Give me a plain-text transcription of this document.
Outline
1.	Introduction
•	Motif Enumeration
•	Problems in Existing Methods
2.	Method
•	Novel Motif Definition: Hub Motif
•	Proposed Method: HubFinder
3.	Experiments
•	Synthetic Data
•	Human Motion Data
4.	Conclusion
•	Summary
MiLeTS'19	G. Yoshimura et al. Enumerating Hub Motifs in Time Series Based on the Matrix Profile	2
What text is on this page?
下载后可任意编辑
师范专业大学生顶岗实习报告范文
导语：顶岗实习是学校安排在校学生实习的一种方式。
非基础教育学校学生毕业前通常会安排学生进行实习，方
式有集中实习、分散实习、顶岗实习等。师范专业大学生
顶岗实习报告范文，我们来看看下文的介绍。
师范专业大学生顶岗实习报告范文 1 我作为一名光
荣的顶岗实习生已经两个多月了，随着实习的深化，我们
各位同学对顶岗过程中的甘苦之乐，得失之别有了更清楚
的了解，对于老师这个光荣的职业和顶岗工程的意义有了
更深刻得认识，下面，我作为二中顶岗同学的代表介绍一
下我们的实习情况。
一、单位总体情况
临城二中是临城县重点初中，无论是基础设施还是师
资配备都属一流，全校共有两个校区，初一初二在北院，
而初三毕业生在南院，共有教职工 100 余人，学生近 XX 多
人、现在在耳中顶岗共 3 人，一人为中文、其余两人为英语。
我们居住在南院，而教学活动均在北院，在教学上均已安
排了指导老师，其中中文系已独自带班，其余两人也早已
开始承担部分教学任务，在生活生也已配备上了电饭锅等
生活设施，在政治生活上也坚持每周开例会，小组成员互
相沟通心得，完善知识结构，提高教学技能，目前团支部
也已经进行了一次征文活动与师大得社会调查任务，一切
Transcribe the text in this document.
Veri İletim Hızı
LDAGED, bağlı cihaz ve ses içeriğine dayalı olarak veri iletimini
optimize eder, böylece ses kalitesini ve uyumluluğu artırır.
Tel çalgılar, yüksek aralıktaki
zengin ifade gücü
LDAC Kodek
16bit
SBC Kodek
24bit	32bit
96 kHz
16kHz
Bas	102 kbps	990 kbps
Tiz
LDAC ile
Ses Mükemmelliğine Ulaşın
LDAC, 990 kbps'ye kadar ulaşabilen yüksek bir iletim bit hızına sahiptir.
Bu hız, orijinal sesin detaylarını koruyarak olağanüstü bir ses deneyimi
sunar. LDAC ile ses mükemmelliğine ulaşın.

■ Instruction
From the listing above, extract every line exactly as it stands.

■ Output for this task
Give me a plain-text transcription of this document.
Outline
1.	Introduction
•	Motif Enumeration
•	Problems in Existing Methods
2.	Method
•	Novel Motif Definition: Hub Motif
•	Proposed Method: HubFinder
3.	Experiments
•	Synthetic Data
•	Human Motion Data
4.	Conclusion
•	Summary
MiLeTS'19	G. Yoshimura et al. Enumerating Hub Motifs in Time Series Based on the Matrix Profile	2
What text is on this page?
下载后可任意编辑
师范专业大学生顶岗实习报告范文
导语：顶岗实习是学校安排在校学生实习的一种方式。
非基础教育学校学生毕业前通常会安排学生进行实习，方
式有集中实习、分散实习、顶岗实习等。师范专业大学生
顶岗实习报告范文，我们来看看下文的介绍。
师范专业大学生顶岗实习报告范文 1 我作为一名光
荣的顶岗实习生已经两个多月了，随着实习的深化，我们
各位同学对顶岗过程中的甘苦之乐，得失之别有了更清楚
的了解，对于老师这个光荣的职业和顶岗工程的意义有了
更深刻得认识，下面，我作为二中顶岗同学的代表介绍一
下我们的实习情况。
一、单位总体情况
临城二中是临城县重点初中，无论是基础设施还是师
资配备都属一流，全校共有两个校区，初一初二在北院，
而初三毕业生在南院，共有教职工 100 余人，学生近 XX 多
人、现在在耳中顶岗共 3 人，一人为中文、其余两人为英语。
我们居住在南院，而教学活动均在北院，在教学上均已安
排了指导老师，其中中文系已独自带班，其余两人也早已
开始承担部分教学任务，在生活生也已配备上了电饭锅等
生活设施，在政治生活上也坚持每周开例会，小组成员互
相沟通心得，完善知识结构，提高教学技能，目前团支部
也已经进行了一次征文活动与师大得社会调查任务，一切
Transcribe the text in this document.
Veri İletim Hızı
LDAGED, bağlı cihaz ve ses içeriğine dayalı olarak veri iletimini
optimize eder, böylece ses kalitesini ve uyumluluğu artırır.
Tel çalgılar, yüksek aralıktaki
zengin ifade gücü
LDAC Kodek
16bit
SBC Kodek
24bit	32bit
96 kHz
16kHz
Bas	102 kbps	990 kbps
Tiz
LDAC ile
Ses Mükemmelliğine Ulaşın
LDAC, 990 kbps'ye kadar ulaşabilen yüksek bir iletim bit hızına sahiptir.
Bu hız, orijinal sesin detaylarını koruyarak olağanüstü bir ses deneyimi
sunar. LDAC ile ses mükemmelliğine ulaşın.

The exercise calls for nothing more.